## Exercise details
Extract every record, exactly as written, and ignore the pictures.

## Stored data

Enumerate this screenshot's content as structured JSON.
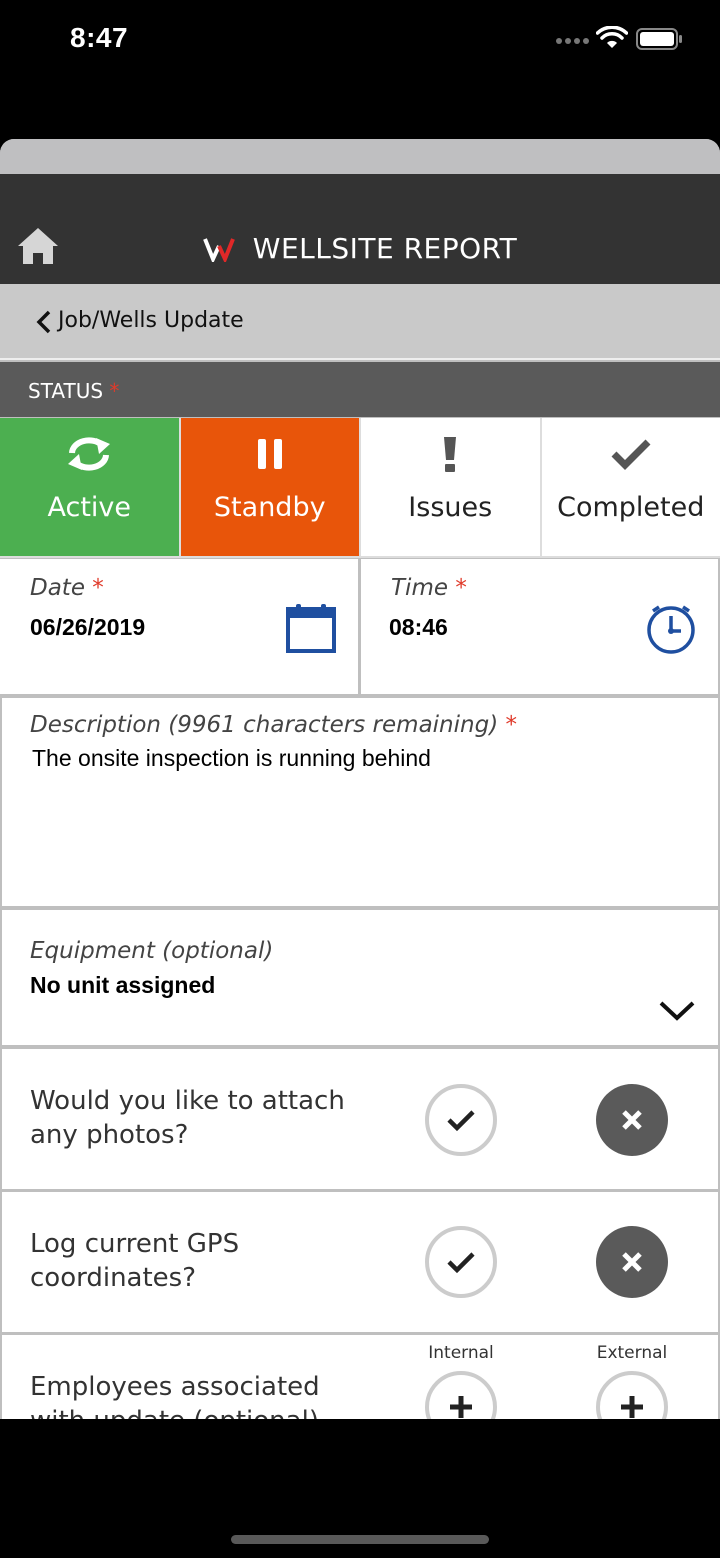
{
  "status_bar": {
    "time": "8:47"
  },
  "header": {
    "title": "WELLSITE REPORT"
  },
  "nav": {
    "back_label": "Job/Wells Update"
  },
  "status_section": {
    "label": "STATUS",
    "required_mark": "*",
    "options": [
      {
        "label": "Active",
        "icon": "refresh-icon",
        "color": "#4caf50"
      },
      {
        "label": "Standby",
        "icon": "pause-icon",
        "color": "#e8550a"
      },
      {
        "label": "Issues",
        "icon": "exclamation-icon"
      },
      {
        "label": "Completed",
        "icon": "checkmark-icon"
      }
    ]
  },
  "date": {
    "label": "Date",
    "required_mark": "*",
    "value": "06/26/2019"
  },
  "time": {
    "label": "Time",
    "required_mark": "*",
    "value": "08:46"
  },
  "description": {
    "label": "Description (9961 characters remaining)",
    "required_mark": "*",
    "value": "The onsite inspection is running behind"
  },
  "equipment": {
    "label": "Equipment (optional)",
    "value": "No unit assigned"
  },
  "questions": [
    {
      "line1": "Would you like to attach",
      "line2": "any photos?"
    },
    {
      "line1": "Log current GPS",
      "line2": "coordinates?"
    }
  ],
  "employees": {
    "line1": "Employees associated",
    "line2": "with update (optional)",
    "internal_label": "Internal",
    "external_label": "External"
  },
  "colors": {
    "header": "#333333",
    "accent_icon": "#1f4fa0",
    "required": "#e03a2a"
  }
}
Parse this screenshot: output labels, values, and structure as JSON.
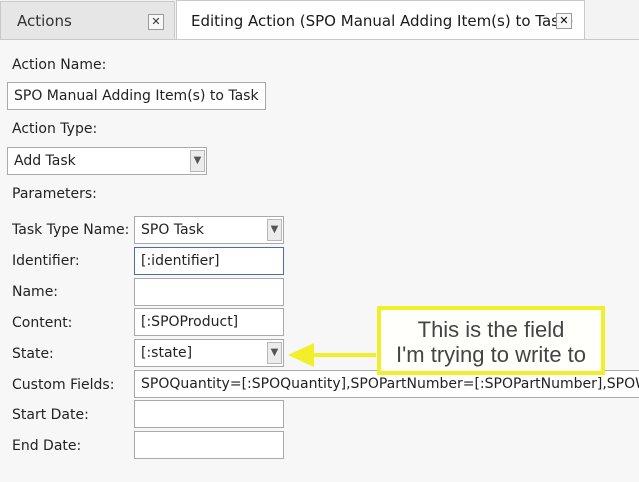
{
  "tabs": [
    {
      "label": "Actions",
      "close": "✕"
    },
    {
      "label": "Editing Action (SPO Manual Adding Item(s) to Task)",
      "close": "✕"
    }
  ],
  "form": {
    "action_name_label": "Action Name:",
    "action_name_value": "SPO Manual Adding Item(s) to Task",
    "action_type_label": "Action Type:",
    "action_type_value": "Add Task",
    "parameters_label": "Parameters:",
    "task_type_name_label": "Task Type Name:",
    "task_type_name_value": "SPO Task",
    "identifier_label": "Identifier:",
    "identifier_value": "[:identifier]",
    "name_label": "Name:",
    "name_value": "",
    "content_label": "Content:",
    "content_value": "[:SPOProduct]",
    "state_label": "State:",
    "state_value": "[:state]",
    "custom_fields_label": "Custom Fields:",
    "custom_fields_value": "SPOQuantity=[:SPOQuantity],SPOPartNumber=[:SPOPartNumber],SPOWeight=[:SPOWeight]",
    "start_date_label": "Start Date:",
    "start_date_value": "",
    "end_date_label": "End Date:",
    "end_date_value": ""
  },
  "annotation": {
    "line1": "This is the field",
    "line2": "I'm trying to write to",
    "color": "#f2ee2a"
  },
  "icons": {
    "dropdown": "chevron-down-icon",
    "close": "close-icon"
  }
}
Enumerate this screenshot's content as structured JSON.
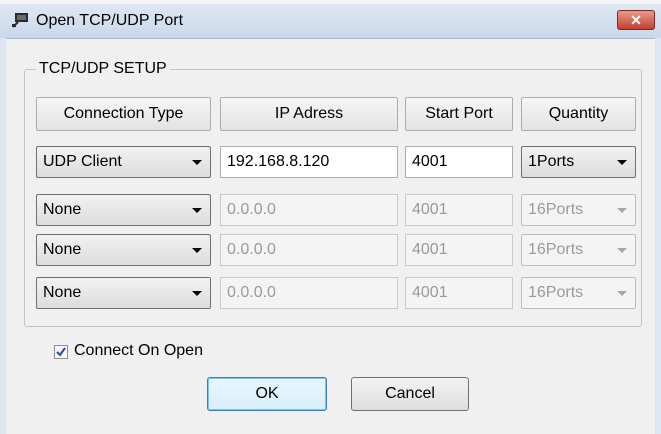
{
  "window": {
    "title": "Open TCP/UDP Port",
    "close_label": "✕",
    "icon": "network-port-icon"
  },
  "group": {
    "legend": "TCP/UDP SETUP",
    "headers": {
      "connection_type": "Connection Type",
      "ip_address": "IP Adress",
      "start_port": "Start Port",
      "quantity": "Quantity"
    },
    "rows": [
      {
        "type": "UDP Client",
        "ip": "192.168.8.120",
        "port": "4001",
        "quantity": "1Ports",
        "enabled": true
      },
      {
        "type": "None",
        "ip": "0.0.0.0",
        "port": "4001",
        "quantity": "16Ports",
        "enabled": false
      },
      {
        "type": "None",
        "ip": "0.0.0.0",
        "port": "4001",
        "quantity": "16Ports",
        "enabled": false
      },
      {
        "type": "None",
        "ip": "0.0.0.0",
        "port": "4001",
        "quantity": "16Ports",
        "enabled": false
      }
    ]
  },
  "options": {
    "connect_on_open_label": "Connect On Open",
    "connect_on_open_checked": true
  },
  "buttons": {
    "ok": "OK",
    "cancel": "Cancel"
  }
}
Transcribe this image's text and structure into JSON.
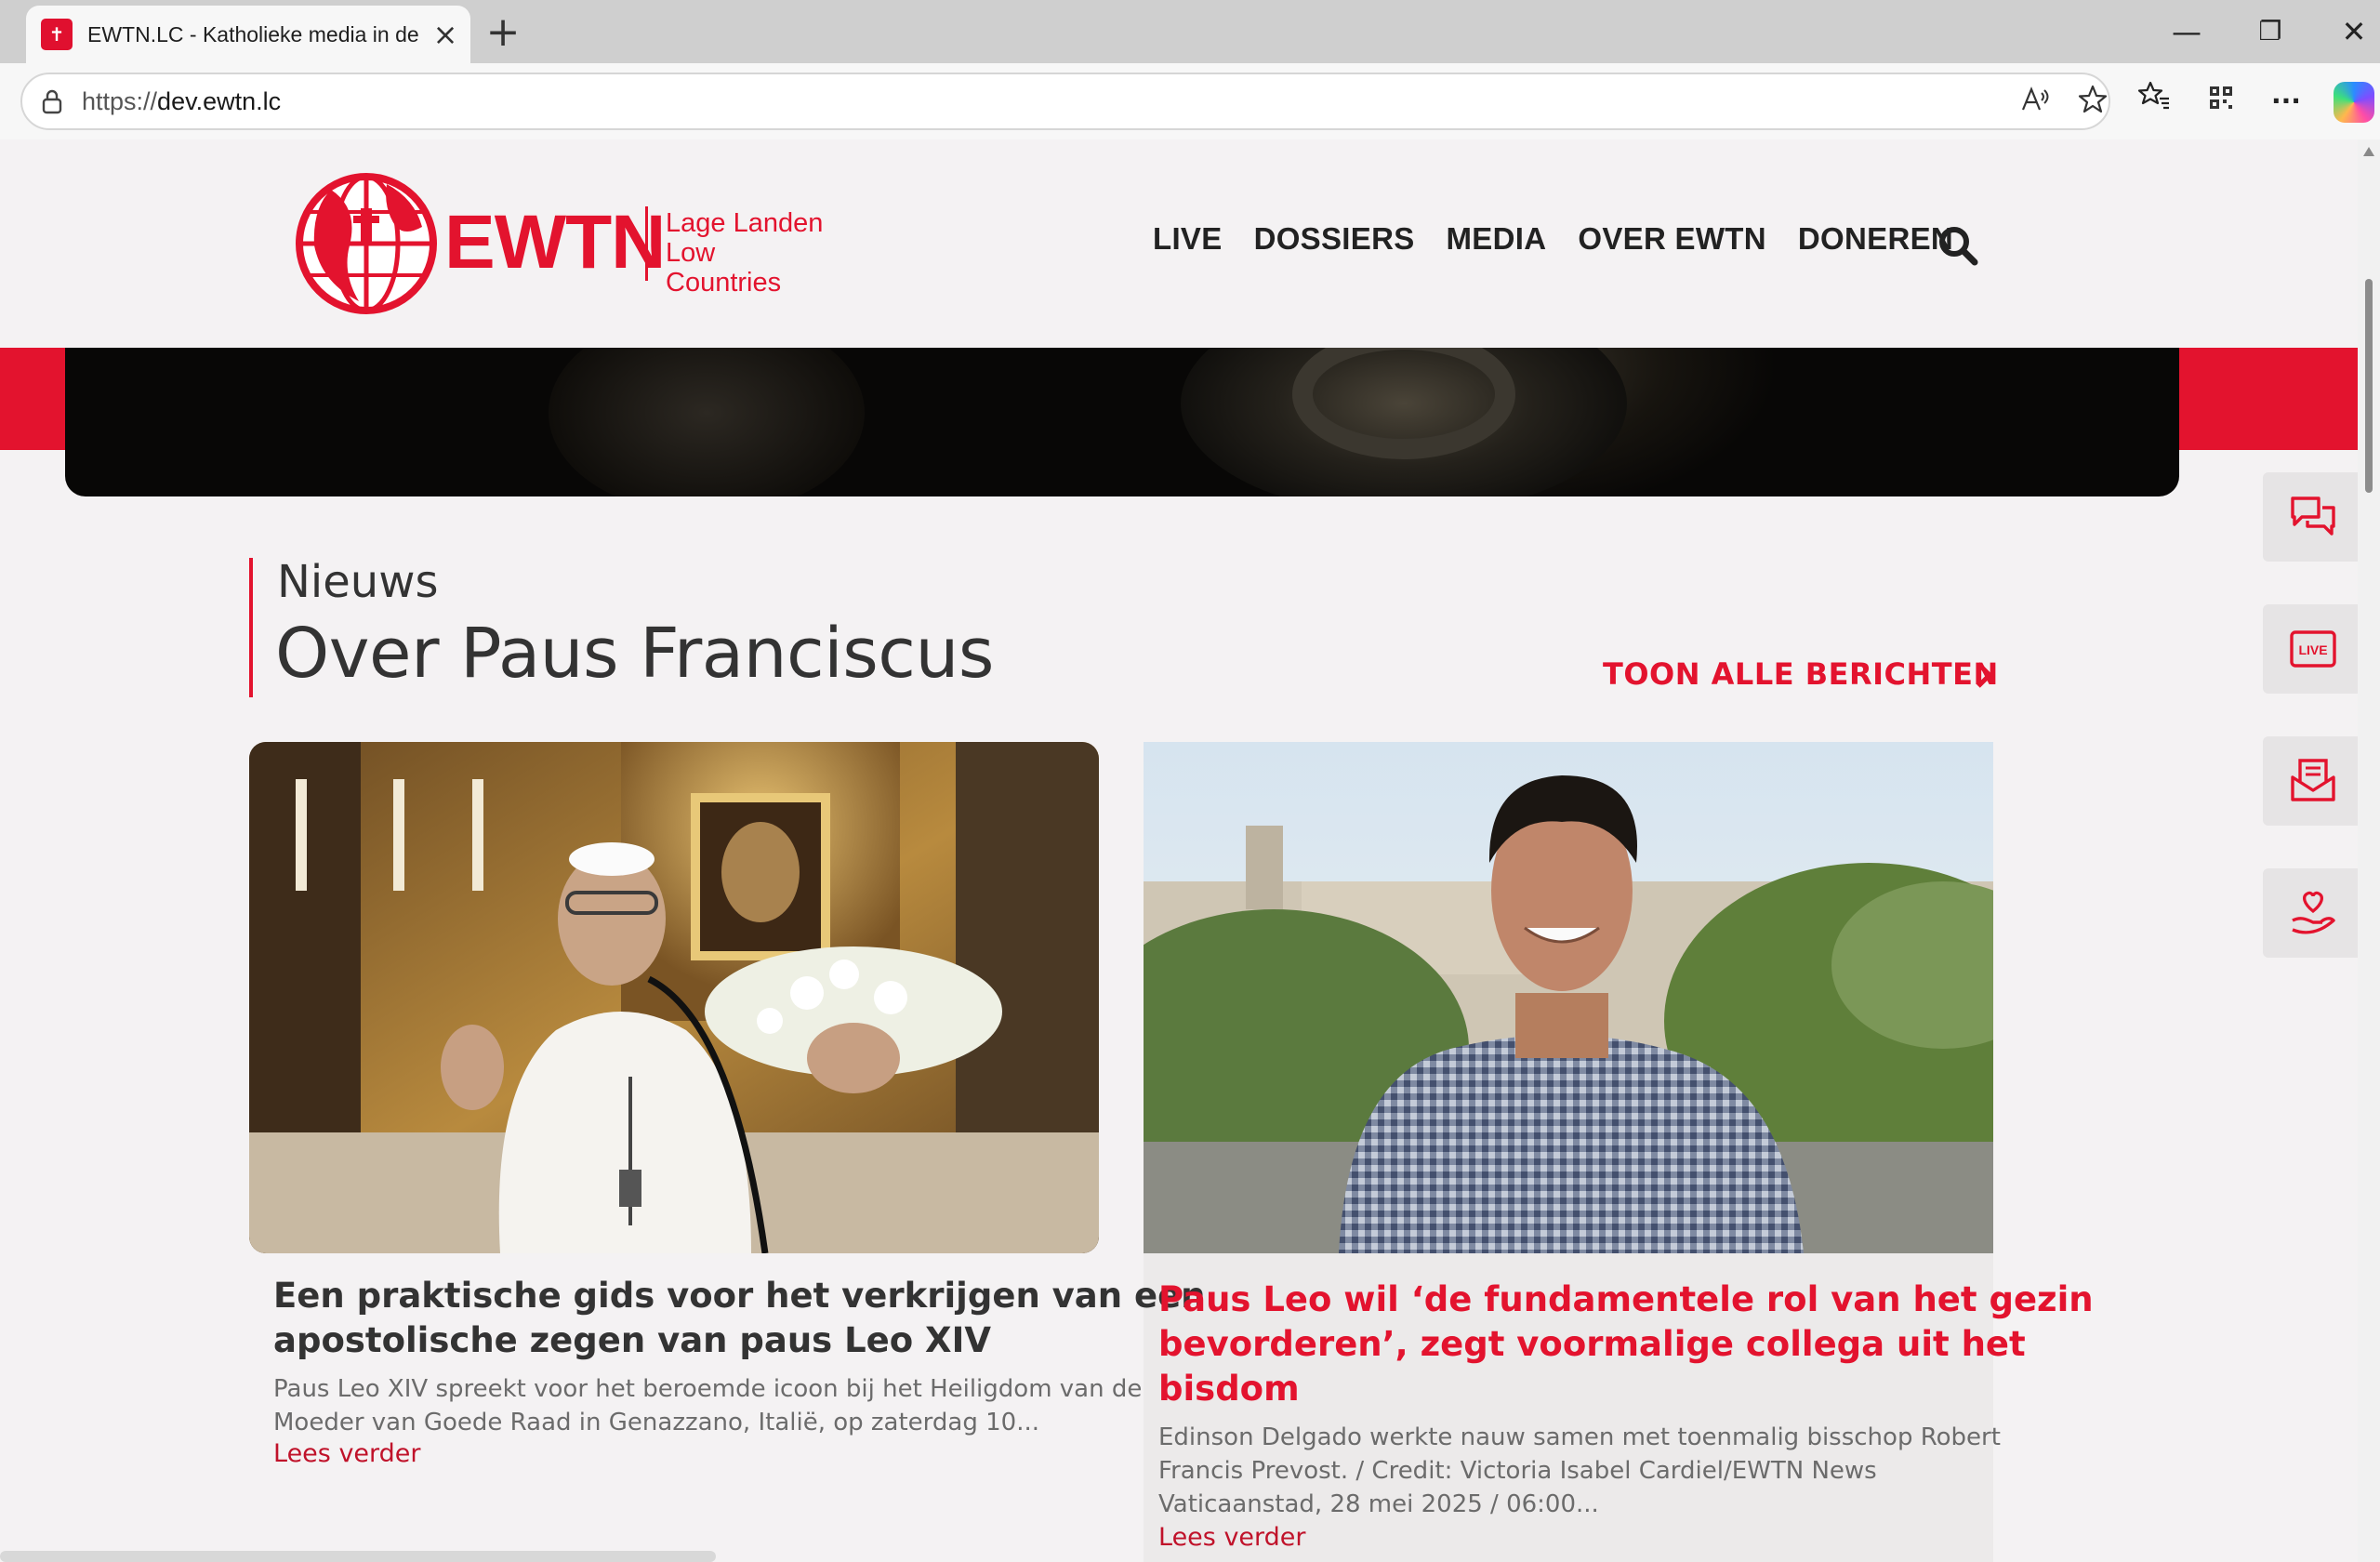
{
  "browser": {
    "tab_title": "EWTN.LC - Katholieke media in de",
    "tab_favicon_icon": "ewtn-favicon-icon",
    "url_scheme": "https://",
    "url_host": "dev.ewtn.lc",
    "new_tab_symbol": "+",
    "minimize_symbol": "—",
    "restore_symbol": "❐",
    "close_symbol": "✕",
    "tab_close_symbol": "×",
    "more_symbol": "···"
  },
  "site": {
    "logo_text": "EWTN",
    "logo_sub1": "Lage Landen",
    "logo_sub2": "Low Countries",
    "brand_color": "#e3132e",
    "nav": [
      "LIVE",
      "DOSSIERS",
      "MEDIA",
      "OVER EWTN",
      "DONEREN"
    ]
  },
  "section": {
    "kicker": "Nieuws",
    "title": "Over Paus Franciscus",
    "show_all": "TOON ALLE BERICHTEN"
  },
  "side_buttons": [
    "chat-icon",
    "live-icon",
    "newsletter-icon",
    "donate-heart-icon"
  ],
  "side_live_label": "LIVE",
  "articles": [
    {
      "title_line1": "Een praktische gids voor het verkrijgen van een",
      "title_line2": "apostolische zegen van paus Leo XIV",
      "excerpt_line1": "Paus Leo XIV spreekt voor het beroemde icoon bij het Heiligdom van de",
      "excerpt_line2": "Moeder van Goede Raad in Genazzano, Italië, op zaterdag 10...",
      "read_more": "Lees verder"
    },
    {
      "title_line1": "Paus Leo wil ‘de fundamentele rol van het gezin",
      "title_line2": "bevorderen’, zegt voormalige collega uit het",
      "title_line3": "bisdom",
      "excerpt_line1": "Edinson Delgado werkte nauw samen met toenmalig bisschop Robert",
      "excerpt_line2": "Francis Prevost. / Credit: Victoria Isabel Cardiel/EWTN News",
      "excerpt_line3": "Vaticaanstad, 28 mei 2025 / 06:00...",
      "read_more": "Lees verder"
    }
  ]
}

## Answer in full
Enumerate this screenshot's content as structured JSON.
{
  "status_bar": {
    "time": "8:47"
  },
  "header": {
    "title": "WELLSITE REPORT"
  },
  "nav": {
    "back_label": "Job/Wells Update"
  },
  "status_section": {
    "label": "STATUS",
    "required_mark": "*",
    "options": [
      {
        "label": "Active",
        "icon": "refresh-icon",
        "color": "#4caf50"
      },
      {
        "label": "Standby",
        "icon": "pause-icon",
        "color": "#e8550a"
      },
      {
        "label": "Issues",
        "icon": "exclamation-icon"
      },
      {
        "label": "Completed",
        "icon": "checkmark-icon"
      }
    ]
  },
  "date": {
    "label": "Date",
    "required_mark": "*",
    "value": "06/26/2019"
  },
  "time": {
    "label": "Time",
    "required_mark": "*",
    "value": "08:46"
  },
  "description": {
    "label": "Description (9961 characters remaining)",
    "required_mark": "*",
    "value": "The onsite inspection is running behind"
  },
  "equipment": {
    "label": "Equipment (optional)",
    "value": "No unit assigned"
  },
  "questions": [
    {
      "line1": "Would you like to attach",
      "line2": "any photos?"
    },
    {
      "line1": "Log current GPS",
      "line2": "coordinates?"
    }
  ],
  "employees": {
    "line1": "Employees associated",
    "line2": "with update (optional)",
    "internal_label": "Internal",
    "external_label": "External"
  },
  "colors": {
    "header": "#333333",
    "accent_icon": "#1f4fa0",
    "required": "#e03a2a"
  }
}
Parse this screenshot: output labels, values, and structure as JSON.
{
  "tabs": [
    {
      "label": "Actions",
      "close": "✕"
    },
    {
      "label": "Editing Action (SPO Manual Adding Item(s) to Task)",
      "close": "✕"
    }
  ],
  "form": {
    "action_name_label": "Action Name:",
    "action_name_value": "SPO Manual Adding Item(s) to Task",
    "action_type_label": "Action Type:",
    "action_type_value": "Add Task",
    "parameters_label": "Parameters:",
    "task_type_name_label": "Task Type Name:",
    "task_type_name_value": "SPO Task",
    "identifier_label": "Identifier:",
    "identifier_value": "[:identifier]",
    "name_label": "Name:",
    "name_value": "",
    "content_label": "Content:",
    "content_value": "[:SPOProduct]",
    "state_label": "State:",
    "state_value": "[:state]",
    "custom_fields_label": "Custom Fields:",
    "custom_fields_value": "SPOQuantity=[:SPOQuantity],SPOPartNumber=[:SPOPartNumber],SPOWeight=[:SPOWeight]",
    "start_date_label": "Start Date:",
    "start_date_value": "",
    "end_date_label": "End Date:",
    "end_date_value": ""
  },
  "annotation": {
    "line1": "This is the field",
    "line2": "I'm trying to write to",
    "color": "#f2ee2a"
  },
  "icons": {
    "dropdown": "chevron-down-icon",
    "close": "close-icon"
  }
}
Enumerate this screenshot's content as structured JSON.
{
  "window": {
    "title": "Open TCP/UDP Port",
    "close_label": "✕",
    "icon": "network-port-icon"
  },
  "group": {
    "legend": "TCP/UDP SETUP",
    "headers": {
      "connection_type": "Connection Type",
      "ip_address": "IP Adress",
      "start_port": "Start Port",
      "quantity": "Quantity"
    },
    "rows": [
      {
        "type": "UDP Client",
        "ip": "192.168.8.120",
        "port": "4001",
        "quantity": "1Ports",
        "enabled": true
      },
      {
        "type": "None",
        "ip": "0.0.0.0",
        "port": "4001",
        "quantity": "16Ports",
        "enabled": false
      },
      {
        "type": "None",
        "ip": "0.0.0.0",
        "port": "4001",
        "quantity": "16Ports",
        "enabled": false
      },
      {
        "type": "None",
        "ip": "0.0.0.0",
        "port": "4001",
        "quantity": "16Ports",
        "enabled": false
      }
    ]
  },
  "options": {
    "connect_on_open_label": "Connect On Open",
    "connect_on_open_checked": true
  },
  "buttons": {
    "ok": "OK",
    "cancel": "Cancel"
  }
}
Transcribe this image's text and structure into JSON.
{
  "browser": {
    "tab_title": "EWTN.LC - Katholieke media in de",
    "tab_favicon_icon": "ewtn-favicon-icon",
    "url_scheme": "https://",
    "url_host": "dev.ewtn.lc",
    "new_tab_symbol": "+",
    "minimize_symbol": "—",
    "restore_symbol": "❐",
    "close_symbol": "✕",
    "tab_close_symbol": "×",
    "more_symbol": "···"
  },
  "site": {
    "logo_text": "EWTN",
    "logo_sub1": "Lage Landen",
    "logo_sub2": "Low Countries",
    "brand_color": "#e3132e",
    "nav": [
      "LIVE",
      "DOSSIERS",
      "MEDIA",
      "OVER EWTN",
      "DONEREN"
    ]
  },
  "section": {
    "kicker": "Nieuws",
    "title": "Over Paus Franciscus",
    "show_all": "TOON ALLE BERICHTEN"
  },
  "side_buttons": [
    "chat-icon",
    "live-icon",
    "newsletter-icon",
    "donate-heart-icon"
  ],
  "side_live_label": "LIVE",
  "articles": [
    {
      "title_line1": "Een praktische gids voor het verkrijgen van een",
      "title_line2": "apostolische zegen van paus Leo XIV",
      "excerpt_line1": "Paus Leo XIV spreekt voor het beroemde icoon bij het Heiligdom van de",
      "excerpt_line2": "Moeder van Goede Raad in Genazzano, Italië, op zaterdag 10...",
      "read_more": "Lees verder"
    },
    {
      "title_line1": "Paus Leo wil ‘de fundamentele rol van het gezin",
      "title_line2": "bevorderen’, zegt voormalige collega uit het",
      "title_line3": "bisdom",
      "excerpt_line1": "Edinson Delgado werkte nauw samen met toenmalig bisschop Robert",
      "excerpt_line2": "Francis Prevost. / Credit: Victoria Isabel Cardiel/EWTN News",
      "excerpt_line3": "Vaticaanstad, 28 mei 2025 / 06:00...",
      "read_more": "Lees verder"
    }
  ]
}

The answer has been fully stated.